## Start Source material

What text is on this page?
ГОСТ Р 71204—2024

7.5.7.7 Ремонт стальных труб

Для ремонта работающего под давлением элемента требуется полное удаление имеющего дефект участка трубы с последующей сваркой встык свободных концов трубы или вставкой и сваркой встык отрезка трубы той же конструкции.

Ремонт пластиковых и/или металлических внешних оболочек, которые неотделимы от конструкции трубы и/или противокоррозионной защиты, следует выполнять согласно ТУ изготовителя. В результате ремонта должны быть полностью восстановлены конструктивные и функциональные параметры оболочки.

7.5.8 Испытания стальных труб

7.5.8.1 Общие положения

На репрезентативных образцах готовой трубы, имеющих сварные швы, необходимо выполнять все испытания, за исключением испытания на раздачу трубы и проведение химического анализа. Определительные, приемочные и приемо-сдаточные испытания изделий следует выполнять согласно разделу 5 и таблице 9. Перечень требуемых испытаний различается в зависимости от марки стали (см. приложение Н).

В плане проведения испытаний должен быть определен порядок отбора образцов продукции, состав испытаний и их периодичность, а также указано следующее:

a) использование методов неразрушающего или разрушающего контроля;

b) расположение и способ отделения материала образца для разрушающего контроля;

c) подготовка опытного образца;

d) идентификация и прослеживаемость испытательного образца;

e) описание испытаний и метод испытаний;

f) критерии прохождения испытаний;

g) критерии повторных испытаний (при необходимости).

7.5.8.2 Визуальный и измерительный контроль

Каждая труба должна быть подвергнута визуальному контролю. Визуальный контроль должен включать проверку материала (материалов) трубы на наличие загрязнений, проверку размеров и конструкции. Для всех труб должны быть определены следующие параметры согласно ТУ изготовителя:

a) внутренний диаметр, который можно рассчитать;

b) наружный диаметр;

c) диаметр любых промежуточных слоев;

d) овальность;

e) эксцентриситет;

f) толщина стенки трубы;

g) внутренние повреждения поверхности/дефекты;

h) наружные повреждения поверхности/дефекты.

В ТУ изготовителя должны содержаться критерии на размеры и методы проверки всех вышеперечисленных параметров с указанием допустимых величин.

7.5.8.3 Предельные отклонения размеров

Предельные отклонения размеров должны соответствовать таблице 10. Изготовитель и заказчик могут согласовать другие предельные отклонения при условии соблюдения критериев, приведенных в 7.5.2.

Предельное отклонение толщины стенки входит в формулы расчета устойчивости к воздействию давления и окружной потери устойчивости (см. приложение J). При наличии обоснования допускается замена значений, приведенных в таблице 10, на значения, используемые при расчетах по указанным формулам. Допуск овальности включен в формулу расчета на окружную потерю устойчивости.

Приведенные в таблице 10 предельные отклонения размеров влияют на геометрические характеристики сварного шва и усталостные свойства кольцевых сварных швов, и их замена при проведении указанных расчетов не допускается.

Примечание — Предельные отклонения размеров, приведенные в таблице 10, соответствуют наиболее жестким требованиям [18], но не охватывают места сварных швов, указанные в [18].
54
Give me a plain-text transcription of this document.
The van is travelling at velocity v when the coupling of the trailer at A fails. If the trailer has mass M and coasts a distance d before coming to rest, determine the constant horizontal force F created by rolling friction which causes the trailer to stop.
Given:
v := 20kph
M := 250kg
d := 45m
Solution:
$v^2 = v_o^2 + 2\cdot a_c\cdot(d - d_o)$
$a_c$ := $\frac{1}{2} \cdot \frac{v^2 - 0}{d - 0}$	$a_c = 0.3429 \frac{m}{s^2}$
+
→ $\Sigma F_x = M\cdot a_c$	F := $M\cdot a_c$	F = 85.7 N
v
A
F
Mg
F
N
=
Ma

## End Source material

- Exercise aim: From the records above, please extract every line and repeat it exactly.

- Completed exercise:
What text is on this page?
ГОСТ Р 71204—2024

7.5.7.7 Ремонт стальных труб

Для ремонта работающего под давлением элемента требуется полное удаление имеющего дефект участка трубы с последующей сваркой встык свободных концов трубы или вставкой и сваркой встык отрезка трубы той же конструкции.

Ремонт пластиковых и/или металлических внешних оболочек, которые неотделимы от конструкции трубы и/или противокоррозионной защиты, следует выполнять согласно ТУ изготовителя. В результате ремонта должны быть полностью восстановлены конструктивные и функциональные параметры оболочки.

7.5.8 Испытания стальных труб

7.5.8.1 Общие положения

На репрезентативных образцах готовой трубы, имеющих сварные швы, необходимо выполнять все испытания, за исключением испытания на раздачу трубы и проведение химического анализа. Определительные, приемочные и приемо-сдаточные испытания изделий следует выполнять согласно разделу 5 и таблице 9. Перечень требуемых испытаний различается в зависимости от марки стали (см. приложение Н).

В плане проведения испытаний должен быть определен порядок отбора образцов продукции, состав испытаний и их периодичность, а также указано следующее:

a) использование методов неразрушающего или разрушающего контроля;

b) расположение и способ отделения материала образца для разрушающего контроля;

c) подготовка опытного образца;

d) идентификация и прослеживаемость испытательного образца;

e) описание испытаний и метод испытаний;

f) критерии прохождения испытаний;

g) критерии повторных испытаний (при необходимости).

7.5.8.2 Визуальный и измерительный контроль

Каждая труба должна быть подвергнута визуальному контролю. Визуальный контроль должен включать проверку материала (материалов) трубы на наличие загрязнений, проверку размеров и конструкции. Для всех труб должны быть определены следующие параметры согласно ТУ изготовителя:

a) внутренний диаметр, который можно рассчитать;

b) наружный диаметр;

c) диаметр любых промежуточных слоев;

d) овальность;

e) эксцентриситет;

f) толщина стенки трубы;

g) внутренние повреждения поверхности/дефекты;

h) наружные повреждения поверхности/дефекты.

В ТУ изготовителя должны содержаться критерии на размеры и методы проверки всех вышеперечисленных параметров с указанием допустимых величин.

7.5.8.3 Предельные отклонения размеров

Предельные отклонения размеров должны соответствовать таблице 10. Изготовитель и заказчик могут согласовать другие предельные отклонения при условии соблюдения критериев, приведенных в 7.5.2.

Предельное отклонение толщины стенки входит в формулы расчета устойчивости к воздействию давления и окружной потери устойчивости (см. приложение J). При наличии обоснования допускается замена значений, приведенных в таблице 10, на значения, используемые при расчетах по указанным формулам. Допуск овальности включен в формулу расчета на окружную потерю устойчивости.

Приведенные в таблице 10 предельные отклонения размеров влияют на геометрические характеристики сварного шва и усталостные свойства кольцевых сварных швов, и их замена при проведении указанных расчетов не допускается.

Примечание — Предельные отклонения размеров, приведенные в таблице 10, соответствуют наиболее жестким требованиям [18], но не охватывают места сварных швов, указанные в [18].
54
Give me a plain-text transcription of this document.
The van is travelling at velocity v when the coupling of the trailer at A fails. If the trailer has mass M and coasts a distance d before coming to rest, determine the constant horizontal force F created by rolling friction which causes the trailer to stop.
Given:
v := 20kph
M := 250kg
d := 45m
Solution:
$v^2 = v_o^2 + 2\cdot a_c\cdot(d - d_o)$
$a_c$ := $\frac{1}{2} \cdot \frac{v^2 - 0}{d - 0}$	$a_c = 0.3429 \frac{m}{s^2}$
+
→ $\Sigma F_x = M\cdot a_c$	F := $M\cdot a_c$	F = 85.7 N
v
A
F
Mg
F
N
=
Ma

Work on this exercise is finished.